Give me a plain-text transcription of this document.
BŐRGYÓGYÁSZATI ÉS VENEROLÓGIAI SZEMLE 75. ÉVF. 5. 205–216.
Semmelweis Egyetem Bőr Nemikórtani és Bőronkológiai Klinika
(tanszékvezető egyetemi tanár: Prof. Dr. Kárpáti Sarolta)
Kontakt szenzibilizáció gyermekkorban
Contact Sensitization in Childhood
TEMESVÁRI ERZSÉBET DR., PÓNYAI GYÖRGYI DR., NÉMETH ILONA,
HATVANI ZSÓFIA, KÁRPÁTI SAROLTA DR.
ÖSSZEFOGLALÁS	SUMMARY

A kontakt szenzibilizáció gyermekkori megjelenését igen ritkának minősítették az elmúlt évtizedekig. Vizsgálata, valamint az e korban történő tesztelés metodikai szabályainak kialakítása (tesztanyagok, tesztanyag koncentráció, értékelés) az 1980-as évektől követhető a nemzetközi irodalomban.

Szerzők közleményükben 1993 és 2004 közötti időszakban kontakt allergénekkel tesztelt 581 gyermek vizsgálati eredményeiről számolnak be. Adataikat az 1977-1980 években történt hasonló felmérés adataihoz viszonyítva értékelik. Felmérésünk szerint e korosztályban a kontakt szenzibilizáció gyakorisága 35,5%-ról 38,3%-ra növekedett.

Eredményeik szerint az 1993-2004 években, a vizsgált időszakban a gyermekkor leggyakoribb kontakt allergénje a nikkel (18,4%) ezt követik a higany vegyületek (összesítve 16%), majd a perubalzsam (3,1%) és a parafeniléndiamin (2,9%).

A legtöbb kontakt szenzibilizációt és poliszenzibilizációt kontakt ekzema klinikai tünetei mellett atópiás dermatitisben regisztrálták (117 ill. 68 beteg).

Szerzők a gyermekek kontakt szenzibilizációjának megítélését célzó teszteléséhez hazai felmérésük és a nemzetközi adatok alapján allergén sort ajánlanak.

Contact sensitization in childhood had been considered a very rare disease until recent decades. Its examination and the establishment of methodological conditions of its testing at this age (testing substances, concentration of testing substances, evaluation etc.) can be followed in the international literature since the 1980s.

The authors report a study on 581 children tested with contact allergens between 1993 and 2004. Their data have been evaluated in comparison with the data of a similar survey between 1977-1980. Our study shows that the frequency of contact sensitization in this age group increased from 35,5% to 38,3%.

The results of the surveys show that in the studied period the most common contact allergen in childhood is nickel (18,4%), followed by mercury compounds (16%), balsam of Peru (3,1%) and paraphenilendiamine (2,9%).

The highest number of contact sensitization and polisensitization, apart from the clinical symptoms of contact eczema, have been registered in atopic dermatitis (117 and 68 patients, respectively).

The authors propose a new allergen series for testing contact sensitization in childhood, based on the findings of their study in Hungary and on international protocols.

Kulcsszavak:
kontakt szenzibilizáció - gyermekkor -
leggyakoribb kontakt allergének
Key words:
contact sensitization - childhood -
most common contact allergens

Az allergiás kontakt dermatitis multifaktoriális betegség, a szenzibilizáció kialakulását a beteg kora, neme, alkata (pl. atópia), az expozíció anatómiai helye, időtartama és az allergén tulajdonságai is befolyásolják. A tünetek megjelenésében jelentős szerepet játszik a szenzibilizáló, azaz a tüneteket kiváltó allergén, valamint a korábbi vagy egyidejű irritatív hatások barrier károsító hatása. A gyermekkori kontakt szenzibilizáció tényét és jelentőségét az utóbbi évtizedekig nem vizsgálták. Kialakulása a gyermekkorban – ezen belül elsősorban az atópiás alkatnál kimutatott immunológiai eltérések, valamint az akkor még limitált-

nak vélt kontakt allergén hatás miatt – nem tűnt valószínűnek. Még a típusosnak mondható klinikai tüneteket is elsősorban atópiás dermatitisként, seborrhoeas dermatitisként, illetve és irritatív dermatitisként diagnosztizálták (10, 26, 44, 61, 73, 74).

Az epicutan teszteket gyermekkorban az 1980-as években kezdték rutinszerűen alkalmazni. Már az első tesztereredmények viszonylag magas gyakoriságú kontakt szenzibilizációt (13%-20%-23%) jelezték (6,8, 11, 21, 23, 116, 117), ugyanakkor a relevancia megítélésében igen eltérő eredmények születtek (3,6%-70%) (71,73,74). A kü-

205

### Work instruction
This exercise requires all the entries to be written out again exactly.

### Result below
Give me a plain-text transcription of this document.
BŐRGYÓGYÁSZATI ÉS VENEROLÓGIAI SZEMLE 75. ÉVF. 5. 205–216.
Semmelweis Egyetem Bőr Nemikórtani és Bőronkológiai Klinika
(tanszékvezető egyetemi tanár: Prof. Dr. Kárpáti Sarolta)
Kontakt szenzibilizáció gyermekkorban
Contact Sensitization in Childhood
TEMESVÁRI ERZSÉBET DR., PÓNYAI GYÖRGYI DR., NÉMETH ILONA,
HATVANI ZSÓFIA, KÁRPÁTI SAROLTA DR.
ÖSSZEFOGLALÁS	SUMMARY

A kontakt szenzibilizáció gyermekkori megjelenését igen ritkának minősítették az elmúlt évtizedekig. Vizsgálata, valamint az e korban történő tesztelés metodikai szabályainak kialakítása (tesztanyagok, tesztanyag koncentráció, értékelés) az 1980-as évektől követhető a nemzetközi irodalomban.

Szerzők közleményükben 1993 és 2004 közötti időszakban kontakt allergénekkel tesztelt 581 gyermek vizsgálati eredményeiről számolnak be. Adataikat az 1977-1980 években történt hasonló felmérés adataihoz viszonyítva értékelik. Felmérésünk szerint e korosztályban a kontakt szenzibilizáció gyakorisága 35,5%-ról 38,3%-ra növekedett.

Eredményeik szerint az 1993-2004 években, a vizsgált időszakban a gyermekkor leggyakoribb kontakt allergénje a nikkel (18,4%) ezt követik a higany vegyületek (összesítve 16%), majd a perubalzsam (3,1%) és a parafeniléndiamin (2,9%).

A legtöbb kontakt szenzibilizációt és poliszenzibilizációt kontakt ekzema klinikai tünetei mellett atópiás dermatitisben regisztrálták (117 ill. 68 beteg).

Szerzők a gyermekek kontakt szenzibilizációjának megítélését célzó teszteléséhez hazai felmérésük és a nemzetközi adatok alapján allergén sort ajánlanak.

Contact sensitization in childhood had been considered a very rare disease until recent decades. Its examination and the establishment of methodological conditions of its testing at this age (testing substances, concentration of testing substances, evaluation etc.) can be followed in the international literature since the 1980s.

The authors report a study on 581 children tested with contact allergens between 1993 and 2004. Their data have been evaluated in comparison with the data of a similar survey between 1977-1980. Our study shows that the frequency of contact sensitization in this age group increased from 35,5% to 38,3%.

The results of the surveys show that in the studied period the most common contact allergen in childhood is nickel (18,4%), followed by mercury compounds (16%), balsam of Peru (3,1%) and paraphenilendiamine (2,9%).

The highest number of contact sensitization and polisensitization, apart from the clinical symptoms of contact eczema, have been registered in atopic dermatitis (117 and 68 patients, respectively).

The authors propose a new allergen series for testing contact sensitization in childhood, based on the findings of their study in Hungary and on international protocols.

Kulcsszavak:
kontakt szenzibilizáció - gyermekkor -
leggyakoribb kontakt allergének
Key words:
contact sensitization - childhood -
most common contact allergens

Az allergiás kontakt dermatitis multifaktoriális betegség, a szenzibilizáció kialakulását a beteg kora, neme, alkata (pl. atópia), az expozíció anatómiai helye, időtartama és az allergén tulajdonságai is befolyásolják. A tünetek megjelenésében jelentős szerepet játszik a szenzibilizáló, azaz a tüneteket kiváltó allergén, valamint a korábbi vagy egyidejű irritatív hatások barrier károsító hatása. A gyermekkori kontakt szenzibilizáció tényét és jelentőségét az utóbbi évtizedekig nem vizsgálták. Kialakulása a gyermekkorban – ezen belül elsősorban az atópiás alkatnál kimutatott immunológiai eltérések, valamint az akkor még limitált-

nak vélt kontakt allergén hatás miatt – nem tűnt valószínűnek. Még a típusosnak mondható klinikai tüneteket is elsősorban atópiás dermatitisként, seborrhoeas dermatitisként, illetve és irritatív dermatitisként diagnosztizálták (10, 26, 44, 61, 73, 74).

Az epicutan teszteket gyermekkorban az 1980-as években kezdték rutinszerűen alkalmazni. Már az első tesztereredmények viszonylag magas gyakoriságú kontakt szenzibilizációt (13%-20%-23%) jelezték (6,8, 11, 21, 23, 116, 117), ugyanakkor a relevancia megítélésében igen eltérő eredmények születtek (3,6%-70%) (71,73,74). A kü-

205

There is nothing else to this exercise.